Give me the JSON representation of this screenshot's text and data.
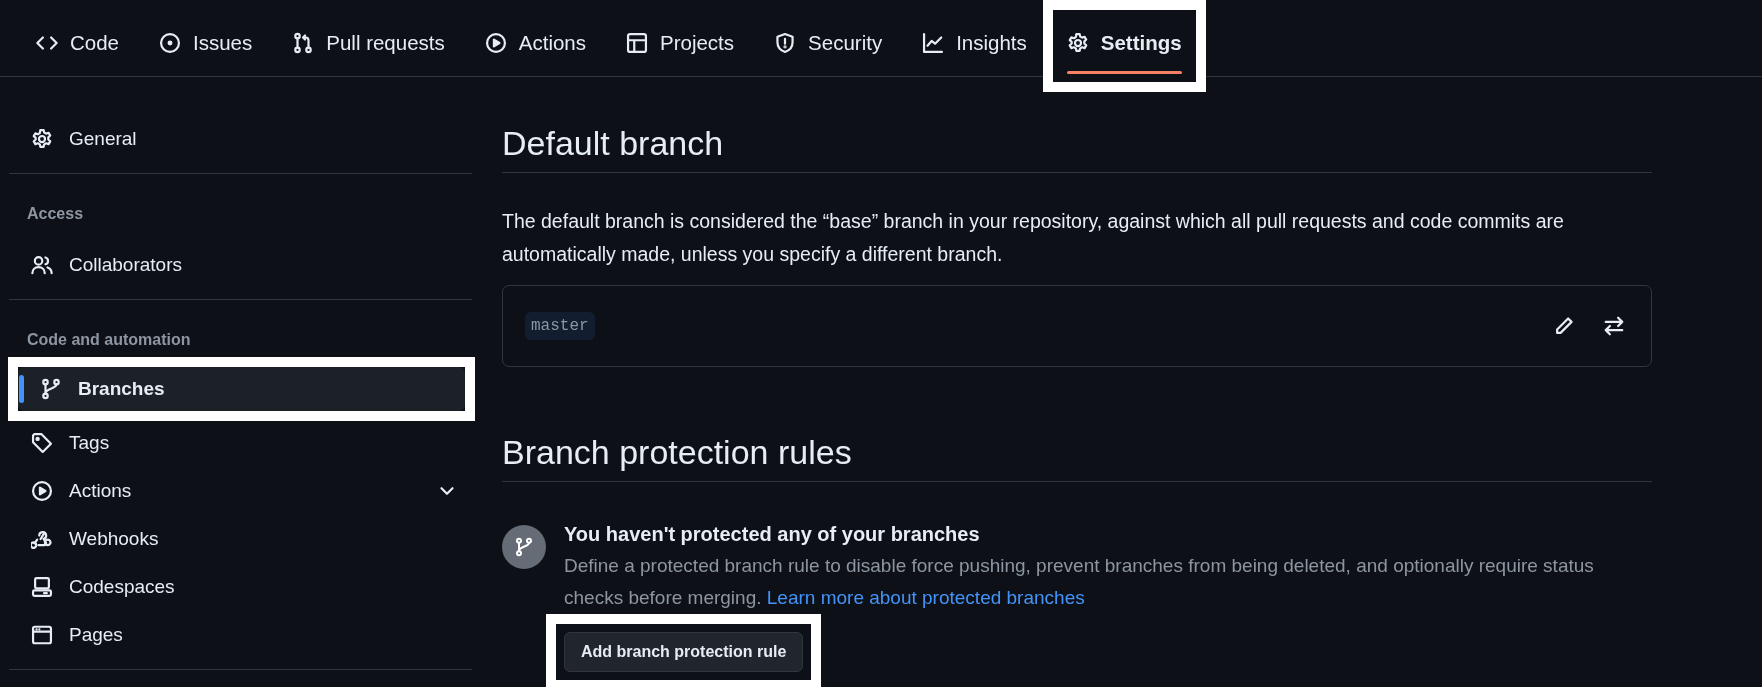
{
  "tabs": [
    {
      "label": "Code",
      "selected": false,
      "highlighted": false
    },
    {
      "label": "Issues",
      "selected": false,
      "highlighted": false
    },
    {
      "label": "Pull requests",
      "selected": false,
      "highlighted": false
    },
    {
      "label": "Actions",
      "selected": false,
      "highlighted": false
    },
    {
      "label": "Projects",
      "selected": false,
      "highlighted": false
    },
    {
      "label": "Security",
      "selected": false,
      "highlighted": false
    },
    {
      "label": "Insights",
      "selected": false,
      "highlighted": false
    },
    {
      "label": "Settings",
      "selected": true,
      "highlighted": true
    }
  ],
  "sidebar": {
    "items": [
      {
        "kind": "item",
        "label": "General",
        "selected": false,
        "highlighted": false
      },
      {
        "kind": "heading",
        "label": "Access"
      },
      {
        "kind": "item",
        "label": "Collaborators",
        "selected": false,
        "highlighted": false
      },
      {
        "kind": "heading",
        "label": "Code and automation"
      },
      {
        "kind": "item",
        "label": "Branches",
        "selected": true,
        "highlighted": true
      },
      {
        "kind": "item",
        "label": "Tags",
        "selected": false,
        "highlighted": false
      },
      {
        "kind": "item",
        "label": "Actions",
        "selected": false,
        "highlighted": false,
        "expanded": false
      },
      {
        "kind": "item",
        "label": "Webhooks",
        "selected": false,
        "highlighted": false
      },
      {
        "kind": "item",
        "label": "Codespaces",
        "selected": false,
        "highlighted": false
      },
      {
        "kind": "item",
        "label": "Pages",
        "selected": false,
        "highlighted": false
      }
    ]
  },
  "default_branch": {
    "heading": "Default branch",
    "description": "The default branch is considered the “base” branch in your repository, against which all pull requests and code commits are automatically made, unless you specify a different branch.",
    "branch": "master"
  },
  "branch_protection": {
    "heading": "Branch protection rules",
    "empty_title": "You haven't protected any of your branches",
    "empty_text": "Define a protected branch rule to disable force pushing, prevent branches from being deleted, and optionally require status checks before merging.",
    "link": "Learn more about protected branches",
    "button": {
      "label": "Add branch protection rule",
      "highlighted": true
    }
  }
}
•••
### What the exercise asks:
Each record should be quoted exactly, with the images omitted.

### Response to this task:
Give me the JSON representation of this screenshot's text and data.
{
  "tabs": [
    {
      "label": "Code",
      "selected": false,
      "highlighted": false
    },
    {
      "label": "Issues",
      "selected": false,
      "highlighted": false
    },
    {
      "label": "Pull requests",
      "selected": false,
      "highlighted": false
    },
    {
      "label": "Actions",
      "selected": false,
      "highlighted": false
    },
    {
      "label": "Projects",
      "selected": false,
      "highlighted": false
    },
    {
      "label": "Security",
      "selected": false,
      "highlighted": false
    },
    {
      "label": "Insights",
      "selected": false,
      "highlighted": false
    },
    {
      "label": "Settings",
      "selected": true,
      "highlighted": true
    }
  ],
  "sidebar": {
    "items": [
      {
        "kind": "item",
        "label": "General",
        "selected": false,
        "highlighted": false
      },
      {
        "kind": "heading",
        "label": "Access"
      },
      {
        "kind": "item",
        "label": "Collaborators",
        "selected": false,
        "highlighted": false
      },
      {
        "kind": "heading",
        "label": "Code and automation"
      },
      {
        "kind": "item",
        "label": "Branches",
        "selected": true,
        "highlighted": true
      },
      {
        "kind": "item",
        "label": "Tags",
        "selected": false,
        "highlighted": false
      },
      {
        "kind": "item",
        "label": "Actions",
        "selected": false,
        "highlighted": false,
        "expanded": false
      },
      {
        "kind": "item",
        "label": "Webhooks",
        "selected": false,
        "highlighted": false
      },
      {
        "kind": "item",
        "label": "Codespaces",
        "selected": false,
        "highlighted": false
      },
      {
        "kind": "item",
        "label": "Pages",
        "selected": false,
        "highlighted": false
      }
    ]
  },
  "default_branch": {
    "heading": "Default branch",
    "description": "The default branch is considered the “base” branch in your repository, against which all pull requests and code commits are automatically made, unless you specify a different branch.",
    "branch": "master"
  },
  "branch_protection": {
    "heading": "Branch protection rules",
    "empty_title": "You haven't protected any of your branches",
    "empty_text": "Define a protected branch rule to disable force pushing, prevent branches from being deleted, and optionally require status checks before merging.",
    "link": "Learn more about protected branches",
    "button": {
      "label": "Add branch protection rule",
      "highlighted": true
    }
  }
}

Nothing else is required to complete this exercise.